[Data tied to figure images]
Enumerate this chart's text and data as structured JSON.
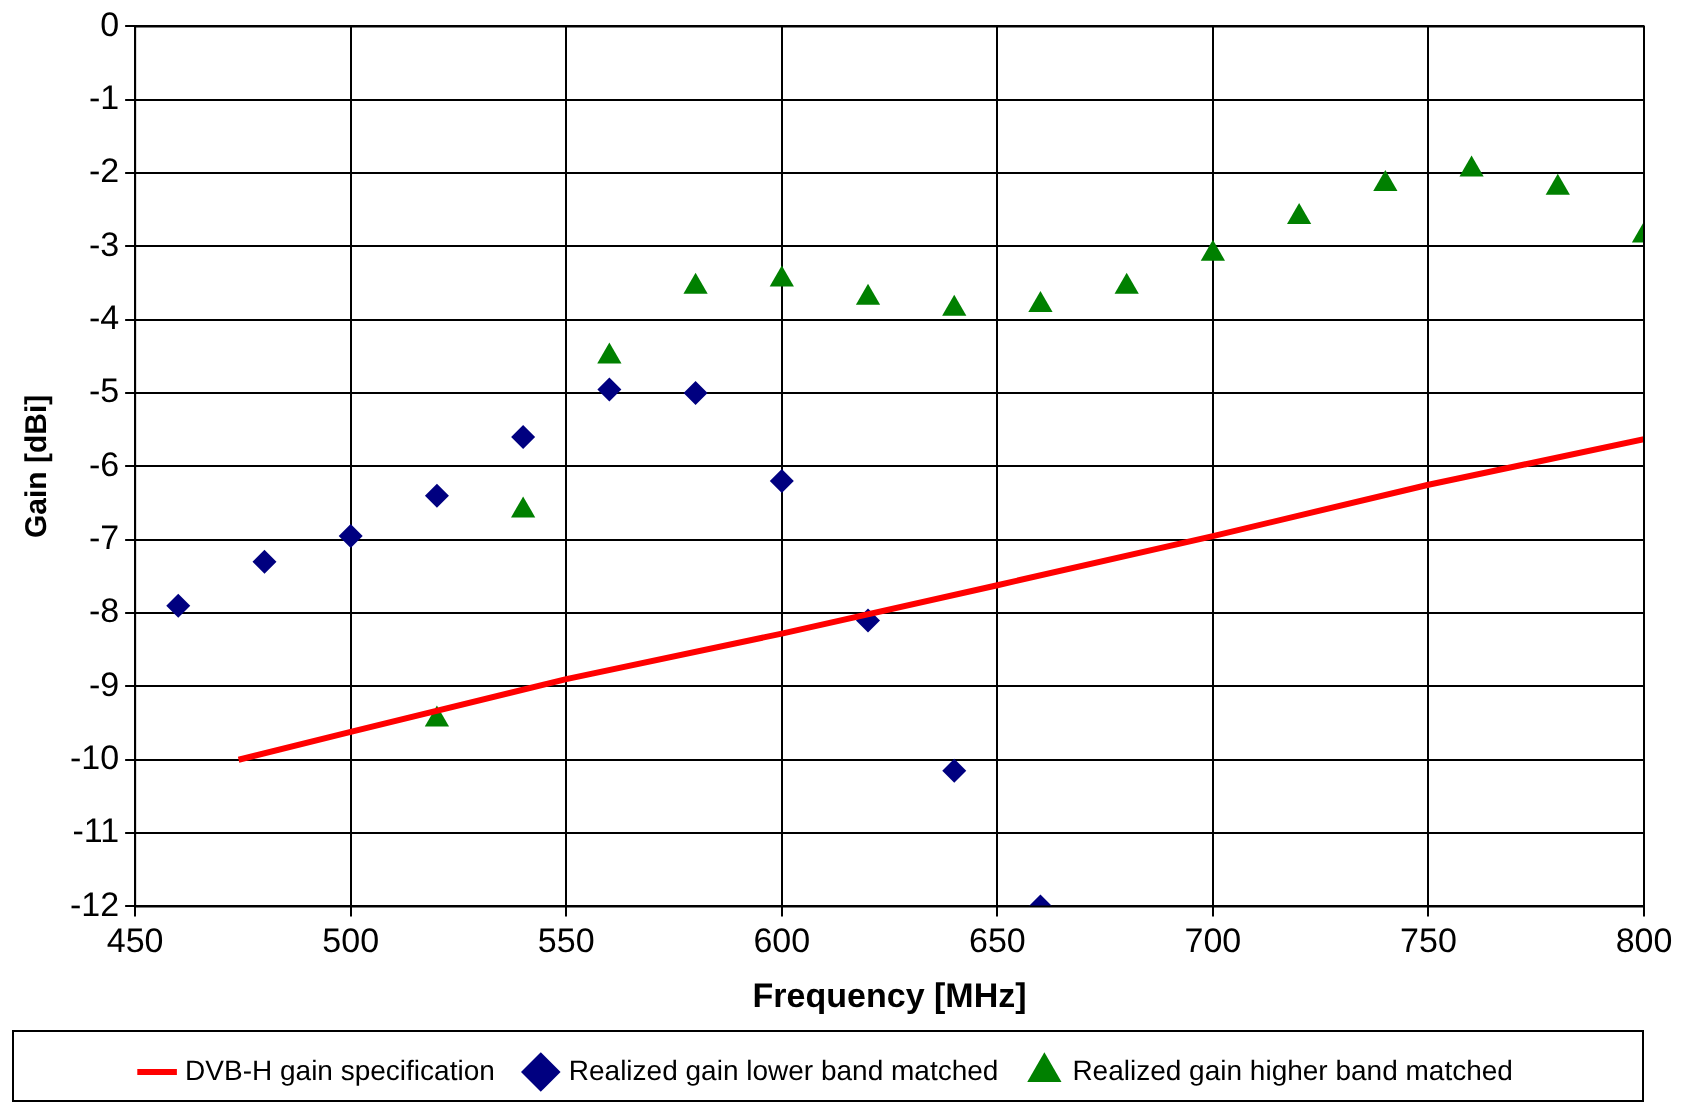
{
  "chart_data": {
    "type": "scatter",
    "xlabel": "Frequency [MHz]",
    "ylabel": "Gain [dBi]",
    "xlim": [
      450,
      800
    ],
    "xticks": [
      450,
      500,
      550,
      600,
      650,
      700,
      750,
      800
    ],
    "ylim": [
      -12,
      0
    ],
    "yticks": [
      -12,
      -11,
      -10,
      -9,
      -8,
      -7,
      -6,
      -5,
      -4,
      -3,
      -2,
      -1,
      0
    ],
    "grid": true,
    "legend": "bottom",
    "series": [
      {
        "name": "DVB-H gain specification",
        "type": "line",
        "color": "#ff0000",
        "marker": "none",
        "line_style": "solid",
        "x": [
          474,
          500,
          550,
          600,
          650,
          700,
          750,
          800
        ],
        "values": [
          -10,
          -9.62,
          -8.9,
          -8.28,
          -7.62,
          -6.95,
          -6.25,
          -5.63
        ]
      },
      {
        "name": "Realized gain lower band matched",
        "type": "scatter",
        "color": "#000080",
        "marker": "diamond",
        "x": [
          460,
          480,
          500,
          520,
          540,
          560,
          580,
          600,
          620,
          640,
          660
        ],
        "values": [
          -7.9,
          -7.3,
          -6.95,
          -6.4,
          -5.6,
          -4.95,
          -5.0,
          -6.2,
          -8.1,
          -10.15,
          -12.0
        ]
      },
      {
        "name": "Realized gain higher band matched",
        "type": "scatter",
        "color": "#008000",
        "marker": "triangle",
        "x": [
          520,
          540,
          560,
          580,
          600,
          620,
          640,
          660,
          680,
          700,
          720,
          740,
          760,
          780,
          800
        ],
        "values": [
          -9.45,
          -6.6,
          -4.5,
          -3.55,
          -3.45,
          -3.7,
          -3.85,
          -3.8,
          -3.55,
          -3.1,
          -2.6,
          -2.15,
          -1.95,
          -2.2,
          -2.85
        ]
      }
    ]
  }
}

WRITTEN TASK:
Copy all the entries word for word. Omit any pictures.

RESPONSE:
Enumerate this chart's text and data as structured JSON.
{
  "chart_data": {
    "type": "scatter",
    "xlabel": "Frequency [MHz]",
    "ylabel": "Gain [dBi]",
    "xlim": [
      450,
      800
    ],
    "xticks": [
      450,
      500,
      550,
      600,
      650,
      700,
      750,
      800
    ],
    "ylim": [
      -12,
      0
    ],
    "yticks": [
      -12,
      -11,
      -10,
      -9,
      -8,
      -7,
      -6,
      -5,
      -4,
      -3,
      -2,
      -1,
      0
    ],
    "grid": true,
    "legend": "bottom",
    "series": [
      {
        "name": "DVB-H gain specification",
        "type": "line",
        "color": "#ff0000",
        "marker": "none",
        "line_style": "solid",
        "x": [
          474,
          500,
          550,
          600,
          650,
          700,
          750,
          800
        ],
        "values": [
          -10,
          -9.62,
          -8.9,
          -8.28,
          -7.62,
          -6.95,
          -6.25,
          -5.63
        ]
      },
      {
        "name": "Realized gain lower band matched",
        "type": "scatter",
        "color": "#000080",
        "marker": "diamond",
        "x": [
          460,
          480,
          500,
          520,
          540,
          560,
          580,
          600,
          620,
          640,
          660
        ],
        "values": [
          -7.9,
          -7.3,
          -6.95,
          -6.4,
          -5.6,
          -4.95,
          -5.0,
          -6.2,
          -8.1,
          -10.15,
          -12.0
        ]
      },
      {
        "name": "Realized gain higher band matched",
        "type": "scatter",
        "color": "#008000",
        "marker": "triangle",
        "x": [
          520,
          540,
          560,
          580,
          600,
          620,
          640,
          660,
          680,
          700,
          720,
          740,
          760,
          780,
          800
        ],
        "values": [
          -9.45,
          -6.6,
          -4.5,
          -3.55,
          -3.45,
          -3.7,
          -3.85,
          -3.8,
          -3.55,
          -3.1,
          -2.6,
          -2.15,
          -1.95,
          -2.2,
          -2.85
        ]
      }
    ]
  }
}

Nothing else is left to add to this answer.